▶ Exercise brief
Check each line of the material for the string "Inama", and copy the lines that have it.

┏━━

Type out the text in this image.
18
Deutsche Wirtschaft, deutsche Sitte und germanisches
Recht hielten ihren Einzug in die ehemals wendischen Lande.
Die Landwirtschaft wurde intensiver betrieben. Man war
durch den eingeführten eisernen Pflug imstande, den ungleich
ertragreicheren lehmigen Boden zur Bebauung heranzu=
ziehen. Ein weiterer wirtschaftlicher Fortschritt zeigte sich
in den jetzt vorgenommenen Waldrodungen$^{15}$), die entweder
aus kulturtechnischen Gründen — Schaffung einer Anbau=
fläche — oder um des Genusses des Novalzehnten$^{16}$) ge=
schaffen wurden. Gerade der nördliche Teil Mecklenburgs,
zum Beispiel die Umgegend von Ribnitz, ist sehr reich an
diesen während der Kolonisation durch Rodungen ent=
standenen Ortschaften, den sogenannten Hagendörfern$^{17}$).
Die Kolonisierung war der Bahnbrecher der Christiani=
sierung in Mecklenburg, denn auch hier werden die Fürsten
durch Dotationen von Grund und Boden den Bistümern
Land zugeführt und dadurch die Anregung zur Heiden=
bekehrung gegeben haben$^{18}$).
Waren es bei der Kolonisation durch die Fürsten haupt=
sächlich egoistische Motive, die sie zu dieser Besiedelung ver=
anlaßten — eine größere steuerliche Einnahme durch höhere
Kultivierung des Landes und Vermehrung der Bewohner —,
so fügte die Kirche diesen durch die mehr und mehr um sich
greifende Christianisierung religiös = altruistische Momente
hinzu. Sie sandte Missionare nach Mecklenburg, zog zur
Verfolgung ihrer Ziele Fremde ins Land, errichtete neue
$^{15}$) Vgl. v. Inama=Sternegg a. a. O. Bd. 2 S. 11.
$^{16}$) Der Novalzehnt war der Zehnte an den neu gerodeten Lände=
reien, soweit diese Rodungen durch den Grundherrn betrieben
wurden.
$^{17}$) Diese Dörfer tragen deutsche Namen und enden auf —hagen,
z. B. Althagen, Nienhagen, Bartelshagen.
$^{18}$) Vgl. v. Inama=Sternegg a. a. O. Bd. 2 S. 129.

┗━━

▶ Solution for this problem
$^{15}$) Vgl. v. Inama=Sternegg a. a. O. Bd. 2 S. 11.
$^{18}$) Vgl. v. Inama=Sternegg a. a. O. Bd. 2 S. 129.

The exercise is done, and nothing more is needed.